THE EXERCISE
Pull every line from the entries below and reproduce each one unchanged, in the same order.

(Coordinate annotation records)
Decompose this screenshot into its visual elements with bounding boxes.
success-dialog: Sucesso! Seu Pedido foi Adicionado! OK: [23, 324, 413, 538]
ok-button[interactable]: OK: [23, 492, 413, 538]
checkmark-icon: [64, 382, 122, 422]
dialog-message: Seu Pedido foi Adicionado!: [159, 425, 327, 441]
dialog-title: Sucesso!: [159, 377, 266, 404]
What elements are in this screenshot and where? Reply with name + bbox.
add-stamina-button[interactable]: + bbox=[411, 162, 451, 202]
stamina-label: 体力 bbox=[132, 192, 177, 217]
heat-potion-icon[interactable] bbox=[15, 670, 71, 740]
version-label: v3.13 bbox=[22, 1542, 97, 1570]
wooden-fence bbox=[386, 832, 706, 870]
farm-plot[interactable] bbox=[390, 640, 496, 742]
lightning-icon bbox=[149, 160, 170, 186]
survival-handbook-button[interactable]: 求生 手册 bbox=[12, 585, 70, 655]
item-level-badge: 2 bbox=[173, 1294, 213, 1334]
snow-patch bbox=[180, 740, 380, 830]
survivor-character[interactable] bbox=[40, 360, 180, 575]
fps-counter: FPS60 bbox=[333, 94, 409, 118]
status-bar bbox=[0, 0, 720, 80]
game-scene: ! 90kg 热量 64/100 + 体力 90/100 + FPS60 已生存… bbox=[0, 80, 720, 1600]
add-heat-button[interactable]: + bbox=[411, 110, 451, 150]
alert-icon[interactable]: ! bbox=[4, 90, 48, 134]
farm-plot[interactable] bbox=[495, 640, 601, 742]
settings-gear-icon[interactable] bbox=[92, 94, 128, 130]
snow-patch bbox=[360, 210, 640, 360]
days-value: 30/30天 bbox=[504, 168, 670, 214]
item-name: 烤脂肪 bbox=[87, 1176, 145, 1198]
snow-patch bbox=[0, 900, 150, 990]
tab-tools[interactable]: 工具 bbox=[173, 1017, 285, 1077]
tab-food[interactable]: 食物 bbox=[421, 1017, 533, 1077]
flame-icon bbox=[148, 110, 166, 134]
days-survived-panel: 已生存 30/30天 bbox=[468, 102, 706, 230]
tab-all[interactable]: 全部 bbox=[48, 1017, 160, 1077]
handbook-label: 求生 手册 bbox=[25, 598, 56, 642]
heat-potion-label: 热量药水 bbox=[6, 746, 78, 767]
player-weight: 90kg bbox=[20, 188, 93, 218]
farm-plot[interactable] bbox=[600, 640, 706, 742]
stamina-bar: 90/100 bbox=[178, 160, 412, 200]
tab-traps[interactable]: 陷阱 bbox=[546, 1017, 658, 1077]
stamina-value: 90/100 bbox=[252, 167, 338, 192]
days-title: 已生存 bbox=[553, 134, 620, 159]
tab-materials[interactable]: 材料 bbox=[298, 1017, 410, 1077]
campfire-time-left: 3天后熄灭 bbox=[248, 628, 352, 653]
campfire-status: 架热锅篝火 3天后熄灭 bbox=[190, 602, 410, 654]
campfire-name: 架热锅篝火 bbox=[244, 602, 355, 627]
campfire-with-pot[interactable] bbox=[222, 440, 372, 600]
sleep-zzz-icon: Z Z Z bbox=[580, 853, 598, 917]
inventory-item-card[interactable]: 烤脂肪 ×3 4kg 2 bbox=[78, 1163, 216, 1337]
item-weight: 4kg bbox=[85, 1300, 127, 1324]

RIGHT ANSWER
Decompose this screenshot into its visual elements with bounding boxes.
success-dialog: Sucesso! Seu Pedido foi Adicionado! OK: [23, 324, 413, 538]
ok-button[interactable]: OK: [23, 492, 413, 538]
checkmark-icon: [64, 382, 122, 422]
dialog-message: Seu Pedido foi Adicionado!: [159, 425, 327, 441]
dialog-title: Sucesso!: [159, 377, 266, 404]
What elements are in this screenshot and where? Reply with name + bbox.
add-stamina-button[interactable]: + bbox=[411, 162, 451, 202]
stamina-label: 体力 bbox=[132, 192, 177, 217]
heat-potion-icon[interactable] bbox=[15, 670, 71, 740]
version-label: v3.13 bbox=[22, 1542, 97, 1570]
wooden-fence bbox=[386, 832, 706, 870]
farm-plot[interactable] bbox=[390, 640, 496, 742]
lightning-icon bbox=[149, 160, 170, 186]
survival-handbook-button[interactable]: 求生 手册 bbox=[12, 585, 70, 655]
item-level-badge: 2 bbox=[173, 1294, 213, 1334]
snow-patch bbox=[180, 740, 380, 830]
survivor-character[interactable] bbox=[40, 360, 180, 575]
fps-counter: FPS60 bbox=[333, 94, 409, 118]
status-bar bbox=[0, 0, 720, 80]
game-scene: ! 90kg 热量 64/100 + 体力 90/100 + FPS60 已生存… bbox=[0, 80, 720, 1600]
add-heat-button[interactable]: + bbox=[411, 110, 451, 150]
alert-icon[interactable]: ! bbox=[4, 90, 48, 134]
farm-plot[interactable] bbox=[495, 640, 601, 742]
settings-gear-icon[interactable] bbox=[92, 94, 128, 130]
snow-patch bbox=[360, 210, 640, 360]
days-value: 30/30天 bbox=[504, 168, 670, 214]
item-name: 烤脂肪 bbox=[87, 1176, 145, 1198]
snow-patch bbox=[0, 900, 150, 990]
tab-tools[interactable]: 工具 bbox=[173, 1017, 285, 1077]
tab-food[interactable]: 食物 bbox=[421, 1017, 533, 1077]
flame-icon bbox=[148, 110, 166, 134]
days-survived-panel: 已生存 30/30天 bbox=[468, 102, 706, 230]
tab-all[interactable]: 全部 bbox=[48, 1017, 160, 1077]
handbook-label: 求生 手册 bbox=[25, 598, 56, 642]
heat-potion-label: 热量药水 bbox=[6, 746, 78, 767]
player-weight: 90kg bbox=[20, 188, 93, 218]
farm-plot[interactable] bbox=[600, 640, 706, 742]
stamina-bar: 90/100 bbox=[178, 160, 412, 200]
tab-traps[interactable]: 陷阱 bbox=[546, 1017, 658, 1077]
stamina-value: 90/100 bbox=[252, 167, 338, 192]
days-title: 已生存 bbox=[553, 134, 620, 159]
tab-materials[interactable]: 材料 bbox=[298, 1017, 410, 1077]
campfire-time-left: 3天后熄灭 bbox=[248, 628, 352, 653]
campfire-status: 架热锅篝火 3天后熄灭 bbox=[190, 602, 410, 654]
campfire-name: 架热锅篝火 bbox=[244, 602, 355, 627]
campfire-with-pot[interactable] bbox=[222, 440, 372, 600]
sleep-zzz-icon: Z Z Z bbox=[580, 853, 598, 917]
inventory-item-card[interactable]: 烤脂肪 ×3 4kg 2 bbox=[78, 1163, 216, 1337]
item-weight: 4kg bbox=[85, 1300, 127, 1324]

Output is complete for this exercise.